Records for the exercise →

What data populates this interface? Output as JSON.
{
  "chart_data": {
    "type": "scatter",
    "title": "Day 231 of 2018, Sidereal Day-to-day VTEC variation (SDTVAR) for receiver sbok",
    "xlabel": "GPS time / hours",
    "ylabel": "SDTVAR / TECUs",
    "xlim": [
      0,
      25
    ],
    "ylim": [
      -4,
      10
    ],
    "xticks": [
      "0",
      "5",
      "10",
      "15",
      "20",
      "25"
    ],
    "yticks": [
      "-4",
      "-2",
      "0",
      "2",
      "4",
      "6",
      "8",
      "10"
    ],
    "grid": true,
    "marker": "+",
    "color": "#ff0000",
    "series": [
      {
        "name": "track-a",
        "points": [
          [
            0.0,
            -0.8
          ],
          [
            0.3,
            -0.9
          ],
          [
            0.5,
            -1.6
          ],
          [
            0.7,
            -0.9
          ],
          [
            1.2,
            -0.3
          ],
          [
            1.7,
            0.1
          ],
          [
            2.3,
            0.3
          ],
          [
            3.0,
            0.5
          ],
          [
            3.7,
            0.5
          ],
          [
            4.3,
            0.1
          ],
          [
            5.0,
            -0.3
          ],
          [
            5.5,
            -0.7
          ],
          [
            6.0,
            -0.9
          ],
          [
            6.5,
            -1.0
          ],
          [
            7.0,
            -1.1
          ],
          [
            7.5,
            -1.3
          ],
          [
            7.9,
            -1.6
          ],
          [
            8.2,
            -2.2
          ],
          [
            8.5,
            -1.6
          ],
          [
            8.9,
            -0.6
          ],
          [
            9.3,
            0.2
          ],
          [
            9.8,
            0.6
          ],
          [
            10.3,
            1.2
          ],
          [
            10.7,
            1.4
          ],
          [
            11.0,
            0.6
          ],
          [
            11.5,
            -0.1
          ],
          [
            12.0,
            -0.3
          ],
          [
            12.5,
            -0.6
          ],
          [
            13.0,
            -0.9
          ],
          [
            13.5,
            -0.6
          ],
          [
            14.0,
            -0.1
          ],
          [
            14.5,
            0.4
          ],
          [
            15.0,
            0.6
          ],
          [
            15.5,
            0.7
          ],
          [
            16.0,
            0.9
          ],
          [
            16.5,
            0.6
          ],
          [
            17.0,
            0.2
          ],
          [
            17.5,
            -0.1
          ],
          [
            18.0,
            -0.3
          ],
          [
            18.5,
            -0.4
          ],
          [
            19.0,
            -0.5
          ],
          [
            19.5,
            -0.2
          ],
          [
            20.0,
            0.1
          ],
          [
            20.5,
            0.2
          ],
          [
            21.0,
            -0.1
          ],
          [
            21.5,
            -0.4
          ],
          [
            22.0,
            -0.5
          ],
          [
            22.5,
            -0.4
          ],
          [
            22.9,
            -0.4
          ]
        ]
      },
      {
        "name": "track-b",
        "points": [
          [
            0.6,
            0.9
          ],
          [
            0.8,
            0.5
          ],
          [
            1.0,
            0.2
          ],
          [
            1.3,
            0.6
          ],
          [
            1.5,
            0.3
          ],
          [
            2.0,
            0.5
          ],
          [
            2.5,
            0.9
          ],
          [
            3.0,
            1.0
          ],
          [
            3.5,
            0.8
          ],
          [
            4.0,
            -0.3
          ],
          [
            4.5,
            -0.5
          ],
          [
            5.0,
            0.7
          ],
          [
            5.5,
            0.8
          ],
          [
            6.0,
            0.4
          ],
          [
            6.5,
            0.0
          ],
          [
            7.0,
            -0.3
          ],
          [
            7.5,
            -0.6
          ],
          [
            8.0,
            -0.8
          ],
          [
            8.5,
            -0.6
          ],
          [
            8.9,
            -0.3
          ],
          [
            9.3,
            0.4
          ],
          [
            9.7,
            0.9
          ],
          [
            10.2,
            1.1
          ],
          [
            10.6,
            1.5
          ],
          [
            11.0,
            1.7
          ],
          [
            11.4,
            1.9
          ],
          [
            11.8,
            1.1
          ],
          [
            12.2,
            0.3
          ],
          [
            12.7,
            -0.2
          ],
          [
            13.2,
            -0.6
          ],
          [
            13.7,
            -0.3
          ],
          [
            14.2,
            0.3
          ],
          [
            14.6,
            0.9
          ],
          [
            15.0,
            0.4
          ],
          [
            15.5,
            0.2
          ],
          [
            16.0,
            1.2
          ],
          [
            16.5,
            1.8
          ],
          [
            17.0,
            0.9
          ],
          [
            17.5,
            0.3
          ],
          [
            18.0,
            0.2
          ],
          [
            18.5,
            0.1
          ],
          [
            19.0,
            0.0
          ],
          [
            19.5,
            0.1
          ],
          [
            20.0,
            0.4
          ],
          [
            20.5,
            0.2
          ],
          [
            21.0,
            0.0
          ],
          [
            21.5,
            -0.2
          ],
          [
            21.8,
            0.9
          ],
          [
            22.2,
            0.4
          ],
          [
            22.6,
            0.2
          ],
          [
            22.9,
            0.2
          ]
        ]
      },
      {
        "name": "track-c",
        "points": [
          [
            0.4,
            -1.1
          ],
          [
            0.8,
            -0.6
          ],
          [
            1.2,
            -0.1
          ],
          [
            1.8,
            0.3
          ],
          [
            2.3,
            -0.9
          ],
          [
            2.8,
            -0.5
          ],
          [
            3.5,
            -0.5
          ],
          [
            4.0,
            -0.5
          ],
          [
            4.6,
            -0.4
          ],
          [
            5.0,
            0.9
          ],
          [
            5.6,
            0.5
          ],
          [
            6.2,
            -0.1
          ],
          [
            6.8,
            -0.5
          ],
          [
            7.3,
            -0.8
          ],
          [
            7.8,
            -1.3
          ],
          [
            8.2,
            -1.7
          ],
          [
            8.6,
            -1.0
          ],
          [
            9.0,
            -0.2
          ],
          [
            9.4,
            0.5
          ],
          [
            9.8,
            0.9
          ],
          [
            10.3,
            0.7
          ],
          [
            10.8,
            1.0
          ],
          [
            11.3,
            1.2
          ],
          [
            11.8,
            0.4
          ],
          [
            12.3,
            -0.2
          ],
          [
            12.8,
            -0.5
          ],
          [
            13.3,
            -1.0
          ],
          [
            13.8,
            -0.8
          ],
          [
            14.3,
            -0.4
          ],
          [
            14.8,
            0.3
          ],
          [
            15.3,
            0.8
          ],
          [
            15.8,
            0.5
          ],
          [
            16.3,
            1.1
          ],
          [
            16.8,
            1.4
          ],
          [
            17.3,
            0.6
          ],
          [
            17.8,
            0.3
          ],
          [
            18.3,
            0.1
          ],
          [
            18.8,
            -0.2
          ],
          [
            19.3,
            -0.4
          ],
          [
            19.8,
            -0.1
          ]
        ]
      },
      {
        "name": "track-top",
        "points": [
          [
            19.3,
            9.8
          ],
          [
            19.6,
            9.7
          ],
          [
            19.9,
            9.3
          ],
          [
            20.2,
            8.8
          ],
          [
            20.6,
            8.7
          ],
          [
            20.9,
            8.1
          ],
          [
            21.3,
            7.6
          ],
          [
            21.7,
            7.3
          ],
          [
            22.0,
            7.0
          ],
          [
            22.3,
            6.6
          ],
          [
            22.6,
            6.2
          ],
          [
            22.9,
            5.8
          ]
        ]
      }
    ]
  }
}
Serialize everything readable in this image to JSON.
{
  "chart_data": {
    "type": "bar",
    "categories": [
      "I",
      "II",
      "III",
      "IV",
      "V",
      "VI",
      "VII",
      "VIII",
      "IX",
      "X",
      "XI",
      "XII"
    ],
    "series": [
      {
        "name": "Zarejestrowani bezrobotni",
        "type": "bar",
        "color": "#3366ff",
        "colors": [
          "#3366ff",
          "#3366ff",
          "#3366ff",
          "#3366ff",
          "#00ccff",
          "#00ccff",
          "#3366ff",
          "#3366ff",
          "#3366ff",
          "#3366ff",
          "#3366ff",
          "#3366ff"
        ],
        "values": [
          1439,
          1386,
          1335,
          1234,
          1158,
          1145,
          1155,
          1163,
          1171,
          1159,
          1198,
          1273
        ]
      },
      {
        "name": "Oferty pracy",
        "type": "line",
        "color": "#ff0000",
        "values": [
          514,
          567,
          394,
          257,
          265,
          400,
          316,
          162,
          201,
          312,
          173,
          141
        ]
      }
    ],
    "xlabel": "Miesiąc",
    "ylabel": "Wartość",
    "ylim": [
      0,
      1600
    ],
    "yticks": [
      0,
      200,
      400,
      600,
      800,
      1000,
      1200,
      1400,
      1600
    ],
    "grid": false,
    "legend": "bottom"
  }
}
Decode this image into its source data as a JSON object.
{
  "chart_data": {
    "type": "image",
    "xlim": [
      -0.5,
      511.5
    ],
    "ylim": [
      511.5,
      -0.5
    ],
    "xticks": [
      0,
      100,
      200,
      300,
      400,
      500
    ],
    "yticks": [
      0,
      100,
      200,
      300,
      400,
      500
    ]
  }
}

Task to complete →
Produce an exact copy of the lines from the one containing "Decode this image" through the last line, and of nothing else.

Result →
Decode this image into its source data as a JSON object.
{
  "chart_data": {
    "type": "image",
    "xlim": [
      -0.5,
      511.5
    ],
    "ylim": [
      511.5,
      -0.5
    ],
    "xticks": [
      0,
      100,
      200,
      300,
      400,
      500
    ],
    "yticks": [
      0,
      100,
      200,
      300,
      400,
      500
    ]
  }
}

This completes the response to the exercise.